GIVEN PROBLEM 1:
In the benchmark study text, how many cross-validation folds does each classifier get?
GIVEN PROBLEM 2:
Decide whether each statement agrees with the benchmark study text, answering yes or no and quoting the deciding words. (a) The study shown is a simplified variant. (b) The classifiers are scored by accuracy. (c) The pipeline scales features with MinMaxScaler.
GIVEN PROBLEM 3:
Carry on the benchmark study text from the point where it stops.

SELECTION:
A benchmark study is an experiment in which multiple algorithms are evaluated on multiple datasets. The end goal is to study whether one algorithm is generally better than the others. Meaningful benchmark studies can grow quite complex, here we do a simplified variant.
In [69]:
import openml
# Create a dict with all X, y values
datasets = dict([(k, openml.datasets.get_dataset(k)) for k in [37, 470, 1120, 1464,1471]])# 188, 470, 1464]])
for k in datasets:
datasets[k] = datasets[k].get_data(target=datasets[k].default_target_attribute)
In [70]:
from sklearn.neighbors import KNeighborsClassifier
from sklearn.model_selection import cross_val_score
from sklearn.ensemble import RandomForestClassifier
from sklearn.svm import SVC
from sklearn.preprocessing import Imputer
from sklearn.preprocessing import MinMaxScaler
from sklearn.feature_selection import SelectPercentile
from sklearn.pipeline import Pipeline
classifiers = [
('knn', KNeighborsClassifier()),
('rfc', RandomForestClassifier()),
('svm', SVC())
]
all_scores = {}
for i in datasets:
all_scores[i] = {}
X, y = datasets[i]
for (clf_name, clf) in classifiers:
scores = cross_val_score(Pipeline([
('impute', Imputer(missing_values='NaN')),
('scale', MinMaxScaler()),
('feature_selection', SelectPercentile(percentile=75)),
('clf', clf)
]), X, y, cv=10, scoring='roc_auc') #roc_auc doesn't deal with multiclass
all_scores[i][clf_name] = scores
In [71]:
from pandas import DataFrame
from scipy.stats import wilcoxon
data = {
'dataset': [],
'knn_mean': [],
'svm_mean': [],
'rfc_mean': [],
'svm_score': [],
'knn_score': [],
'rfc_score': []
}
clf_names = ['knn', 'rfc', 'svm']
for dataset in all_scores:
data['dataset'].append(dataset)

EXCERPTED RECORDS:

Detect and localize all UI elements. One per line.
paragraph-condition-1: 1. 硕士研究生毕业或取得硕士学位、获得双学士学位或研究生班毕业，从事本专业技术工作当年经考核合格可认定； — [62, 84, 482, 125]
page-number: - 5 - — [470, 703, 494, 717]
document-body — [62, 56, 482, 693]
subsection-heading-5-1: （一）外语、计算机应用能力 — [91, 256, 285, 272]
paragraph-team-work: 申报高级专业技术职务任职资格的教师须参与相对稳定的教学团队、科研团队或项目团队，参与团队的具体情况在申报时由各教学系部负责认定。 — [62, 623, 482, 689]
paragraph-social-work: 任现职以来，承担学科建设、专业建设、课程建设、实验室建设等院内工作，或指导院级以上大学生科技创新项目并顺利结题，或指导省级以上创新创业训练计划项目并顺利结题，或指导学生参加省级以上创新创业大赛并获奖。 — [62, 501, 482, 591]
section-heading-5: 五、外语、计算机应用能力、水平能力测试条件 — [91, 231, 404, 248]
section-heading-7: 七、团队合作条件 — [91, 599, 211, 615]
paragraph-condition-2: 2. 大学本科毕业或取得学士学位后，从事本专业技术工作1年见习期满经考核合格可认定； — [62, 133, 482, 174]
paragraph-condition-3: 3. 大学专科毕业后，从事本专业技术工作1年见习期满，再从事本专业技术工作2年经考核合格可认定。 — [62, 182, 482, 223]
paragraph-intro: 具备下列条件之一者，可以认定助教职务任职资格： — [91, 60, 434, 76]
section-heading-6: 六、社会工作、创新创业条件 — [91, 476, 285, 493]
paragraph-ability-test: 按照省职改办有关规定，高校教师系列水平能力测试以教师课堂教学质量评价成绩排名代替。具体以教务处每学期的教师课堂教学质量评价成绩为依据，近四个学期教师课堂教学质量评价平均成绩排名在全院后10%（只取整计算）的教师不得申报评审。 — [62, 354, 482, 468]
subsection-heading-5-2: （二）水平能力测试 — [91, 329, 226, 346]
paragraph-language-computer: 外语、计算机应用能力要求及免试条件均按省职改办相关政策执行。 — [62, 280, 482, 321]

TASK RESULT 1:
Ten folds (cv=10).

TASK RESULT 2:
(a) Yes: "here we do a simplified variant."
(b) No: "scoring='roc_auc'"
(c) Yes: "('scale', MinMaxScaler())"

TASK RESULT 3:
scores = all_scores[dataset]
for c1 in clf_names:
total_score = 0
c1_scores = scores[c1]
for c2 in clf_names:
c2_scores = scores[c2]
statistic, p_value = wilcoxon(c1_scores, c2_scores)
if statistic == 0:
continue # Exactly the same score
# There is a significant difference
if p_value < 0.05:
if c1_scores.mean() < c2_scores.mean():
total_score -= 1
else:
total_score += 1
data[c1 + '_mean'].append(c1_scores.mean())
data[c1 + '_score'].append(total_score)
print(DataFrame(data=data))
After running all the cross_validation, a Wilcoxon test was used to see if the scores where of a different distribution. For each dataset the scores where tested for each pair of classifiers. When the Wilxocon test reported a p_value < 0.05 (i.e. there is good evidence that the results are from different distirbutions) one point was added to the score of the best classifier, and one point was subtracted from the losing classifier. In the above table the results for all the datasets are shown.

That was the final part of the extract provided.